-------- GIVEN INFORMATION

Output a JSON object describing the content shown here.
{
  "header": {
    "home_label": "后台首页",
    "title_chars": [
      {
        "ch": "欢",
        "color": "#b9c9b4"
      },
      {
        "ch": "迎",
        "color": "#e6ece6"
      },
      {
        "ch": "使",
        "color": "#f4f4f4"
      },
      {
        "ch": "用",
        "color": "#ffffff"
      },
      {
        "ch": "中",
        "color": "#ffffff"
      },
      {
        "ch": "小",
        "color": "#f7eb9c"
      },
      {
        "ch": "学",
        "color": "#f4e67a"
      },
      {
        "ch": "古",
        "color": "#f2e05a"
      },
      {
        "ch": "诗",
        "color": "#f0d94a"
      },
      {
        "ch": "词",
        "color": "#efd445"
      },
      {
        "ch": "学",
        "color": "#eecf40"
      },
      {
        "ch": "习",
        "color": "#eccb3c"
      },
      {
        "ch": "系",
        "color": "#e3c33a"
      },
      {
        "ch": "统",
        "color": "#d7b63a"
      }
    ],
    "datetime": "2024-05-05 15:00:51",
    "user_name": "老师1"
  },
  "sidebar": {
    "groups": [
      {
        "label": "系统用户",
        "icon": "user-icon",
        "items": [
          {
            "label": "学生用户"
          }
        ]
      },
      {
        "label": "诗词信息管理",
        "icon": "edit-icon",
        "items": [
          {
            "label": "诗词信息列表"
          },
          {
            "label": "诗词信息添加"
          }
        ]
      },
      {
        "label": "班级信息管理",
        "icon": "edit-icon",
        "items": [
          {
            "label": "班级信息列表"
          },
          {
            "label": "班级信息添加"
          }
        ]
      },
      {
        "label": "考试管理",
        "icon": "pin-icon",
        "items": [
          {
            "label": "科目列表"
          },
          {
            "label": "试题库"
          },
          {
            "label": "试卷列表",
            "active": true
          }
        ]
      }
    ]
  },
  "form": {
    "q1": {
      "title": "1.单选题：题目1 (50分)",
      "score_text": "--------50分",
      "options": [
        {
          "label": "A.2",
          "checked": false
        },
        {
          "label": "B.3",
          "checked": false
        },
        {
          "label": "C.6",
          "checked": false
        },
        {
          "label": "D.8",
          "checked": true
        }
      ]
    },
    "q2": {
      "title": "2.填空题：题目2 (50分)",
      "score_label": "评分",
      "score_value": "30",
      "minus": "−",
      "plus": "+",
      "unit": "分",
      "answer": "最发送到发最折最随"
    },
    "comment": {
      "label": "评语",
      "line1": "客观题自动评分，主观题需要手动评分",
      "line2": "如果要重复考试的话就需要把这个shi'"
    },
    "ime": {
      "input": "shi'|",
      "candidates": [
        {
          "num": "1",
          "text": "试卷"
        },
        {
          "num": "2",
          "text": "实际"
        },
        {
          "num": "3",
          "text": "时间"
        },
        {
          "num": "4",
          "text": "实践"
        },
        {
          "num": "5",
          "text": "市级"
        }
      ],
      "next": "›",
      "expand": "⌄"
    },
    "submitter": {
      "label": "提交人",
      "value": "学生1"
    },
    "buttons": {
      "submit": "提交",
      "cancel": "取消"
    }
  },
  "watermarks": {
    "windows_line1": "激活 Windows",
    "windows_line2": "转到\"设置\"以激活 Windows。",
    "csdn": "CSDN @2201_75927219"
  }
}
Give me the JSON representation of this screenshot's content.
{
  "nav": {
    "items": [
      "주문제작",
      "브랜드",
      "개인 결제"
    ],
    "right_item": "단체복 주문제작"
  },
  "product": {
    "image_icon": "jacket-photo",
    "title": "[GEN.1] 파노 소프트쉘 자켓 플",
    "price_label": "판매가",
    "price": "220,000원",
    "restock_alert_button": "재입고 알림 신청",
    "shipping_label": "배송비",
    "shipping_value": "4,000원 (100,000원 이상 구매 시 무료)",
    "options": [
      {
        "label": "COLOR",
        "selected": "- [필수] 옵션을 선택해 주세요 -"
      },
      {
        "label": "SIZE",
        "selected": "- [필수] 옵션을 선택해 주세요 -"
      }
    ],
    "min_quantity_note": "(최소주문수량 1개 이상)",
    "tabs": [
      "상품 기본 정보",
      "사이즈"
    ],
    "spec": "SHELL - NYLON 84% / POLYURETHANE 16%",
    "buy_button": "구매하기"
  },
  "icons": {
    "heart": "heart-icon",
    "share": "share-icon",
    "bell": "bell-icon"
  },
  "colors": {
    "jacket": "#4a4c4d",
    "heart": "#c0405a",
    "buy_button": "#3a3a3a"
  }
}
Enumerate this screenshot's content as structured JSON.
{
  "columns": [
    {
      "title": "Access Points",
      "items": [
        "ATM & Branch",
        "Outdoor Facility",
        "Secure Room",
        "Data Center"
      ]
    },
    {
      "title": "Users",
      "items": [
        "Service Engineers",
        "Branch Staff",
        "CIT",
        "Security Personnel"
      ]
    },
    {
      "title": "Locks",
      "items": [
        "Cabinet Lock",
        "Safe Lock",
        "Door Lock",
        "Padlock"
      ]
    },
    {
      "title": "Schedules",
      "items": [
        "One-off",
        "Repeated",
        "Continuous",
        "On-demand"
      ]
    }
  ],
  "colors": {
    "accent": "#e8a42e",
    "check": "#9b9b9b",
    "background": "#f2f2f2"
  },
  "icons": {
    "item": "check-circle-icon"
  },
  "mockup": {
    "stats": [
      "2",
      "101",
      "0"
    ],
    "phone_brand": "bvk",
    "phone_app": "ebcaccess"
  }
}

----------------

TASK TO COMPLETE: Set down the listing in full, keeping every word exactly as it is.

ANSWER TO THE EXERCISE:
Output a JSON object describing the content shown here.
{
  "header": {
    "home_label": "后台首页",
    "title_chars": [
      {
        "ch": "欢",
        "color": "#b9c9b4"
      },
      {
        "ch": "迎",
        "color": "#e6ece6"
      },
      {
        "ch": "使",
        "color": "#f4f4f4"
      },
      {
        "ch": "用",
        "color": "#ffffff"
      },
      {
        "ch": "中",
        "color": "#ffffff"
      },
      {
        "ch": "小",
        "color": "#f7eb9c"
      },
      {
        "ch": "学",
        "color": "#f4e67a"
      },
      {
        "ch": "古",
        "color": "#f2e05a"
      },
      {
        "ch": "诗",
        "color": "#f0d94a"
      },
      {
        "ch": "词",
        "color": "#efd445"
      },
      {
        "ch": "学",
        "color": "#eecf40"
      },
      {
        "ch": "习",
        "color": "#eccb3c"
      },
      {
        "ch": "系",
        "color": "#e3c33a"
      },
      {
        "ch": "统",
        "color": "#d7b63a"
      }
    ],
    "datetime": "2024-05-05 15:00:51",
    "user_name": "老师1"
  },
  "sidebar": {
    "groups": [
      {
        "label": "系统用户",
        "icon": "user-icon",
        "items": [
          {
            "label": "学生用户"
          }
        ]
      },
      {
        "label": "诗词信息管理",
        "icon": "edit-icon",
        "items": [
          {
            "label": "诗词信息列表"
          },
          {
            "label": "诗词信息添加"
          }
        ]
      },
      {
        "label": "班级信息管理",
        "icon": "edit-icon",
        "items": [
          {
            "label": "班级信息列表"
          },
          {
            "label": "班级信息添加"
          }
        ]
      },
      {
        "label": "考试管理",
        "icon": "pin-icon",
        "items": [
          {
            "label": "科目列表"
          },
          {
            "label": "试题库"
          },
          {
            "label": "试卷列表",
            "active": true
          }
        ]
      }
    ]
  },
  "form": {
    "q1": {
      "title": "1.单选题：题目1 (50分)",
      "score_text": "--------50分",
      "options": [
        {
          "label": "A.2",
          "checked": false
        },
        {
          "label": "B.3",
          "checked": false
        },
        {
          "label": "C.6",
          "checked": false
        },
        {
          "label": "D.8",
          "checked": true
        }
      ]
    },
    "q2": {
      "title": "2.填空题：题目2 (50分)",
      "score_label": "评分",
      "score_value": "30",
      "minus": "−",
      "plus": "+",
      "unit": "分",
      "answer": "最发送到发最折最随"
    },
    "comment": {
      "label": "评语",
      "line1": "客观题自动评分，主观题需要手动评分",
      "line2": "如果要重复考试的话就需要把这个shi'"
    },
    "ime": {
      "input": "shi'|",
      "candidates": [
        {
          "num": "1",
          "text": "试卷"
        },
        {
          "num": "2",
          "text": "实际"
        },
        {
          "num": "3",
          "text": "时间"
        },
        {
          "num": "4",
          "text": "实践"
        },
        {
          "num": "5",
          "text": "市级"
        }
      ],
      "next": "›",
      "expand": "⌄"
    },
    "submitter": {
      "label": "提交人",
      "value": "学生1"
    },
    "buttons": {
      "submit": "提交",
      "cancel": "取消"
    }
  },
  "watermarks": {
    "windows_line1": "激活 Windows",
    "windows_line2": "转到\"设置\"以激活 Windows。",
    "csdn": "CSDN @2201_75927219"
  }
}
Give me the JSON representation of this screenshot's content.
{
  "nav": {
    "items": [
      "주문제작",
      "브랜드",
      "개인 결제"
    ],
    "right_item": "단체복 주문제작"
  },
  "product": {
    "image_icon": "jacket-photo",
    "title": "[GEN.1] 파노 소프트쉘 자켓 플",
    "price_label": "판매가",
    "price": "220,000원",
    "restock_alert_button": "재입고 알림 신청",
    "shipping_label": "배송비",
    "shipping_value": "4,000원 (100,000원 이상 구매 시 무료)",
    "options": [
      {
        "label": "COLOR",
        "selected": "- [필수] 옵션을 선택해 주세요 -"
      },
      {
        "label": "SIZE",
        "selected": "- [필수] 옵션을 선택해 주세요 -"
      }
    ],
    "min_quantity_note": "(최소주문수량 1개 이상)",
    "tabs": [
      "상품 기본 정보",
      "사이즈"
    ],
    "spec": "SHELL - NYLON 84% / POLYURETHANE 16%",
    "buy_button": "구매하기"
  },
  "icons": {
    "heart": "heart-icon",
    "share": "share-icon",
    "bell": "bell-icon"
  },
  "colors": {
    "jacket": "#4a4c4d",
    "heart": "#c0405a",
    "buy_button": "#3a3a3a"
  }
}
Enumerate this screenshot's content as structured JSON.
{
  "columns": [
    {
      "title": "Access Points",
      "items": [
        "ATM & Branch",
        "Outdoor Facility",
        "Secure Room",
        "Data Center"
      ]
    },
    {
      "title": "Users",
      "items": [
        "Service Engineers",
        "Branch Staff",
        "CIT",
        "Security Personnel"
      ]
    },
    {
      "title": "Locks",
      "items": [
        "Cabinet Lock",
        "Safe Lock",
        "Door Lock",
        "Padlock"
      ]
    },
    {
      "title": "Schedules",
      "items": [
        "One-off",
        "Repeated",
        "Continuous",
        "On-demand"
      ]
    }
  ],
  "colors": {
    "accent": "#e8a42e",
    "check": "#9b9b9b",
    "background": "#f2f2f2"
  },
  "icons": {
    "item": "check-circle-icon"
  },
  "mockup": {
    "stats": [
      "2",
      "101",
      "0"
    ],
    "phone_brand": "bvk",
    "phone_app": "ebcaccess"
  }
}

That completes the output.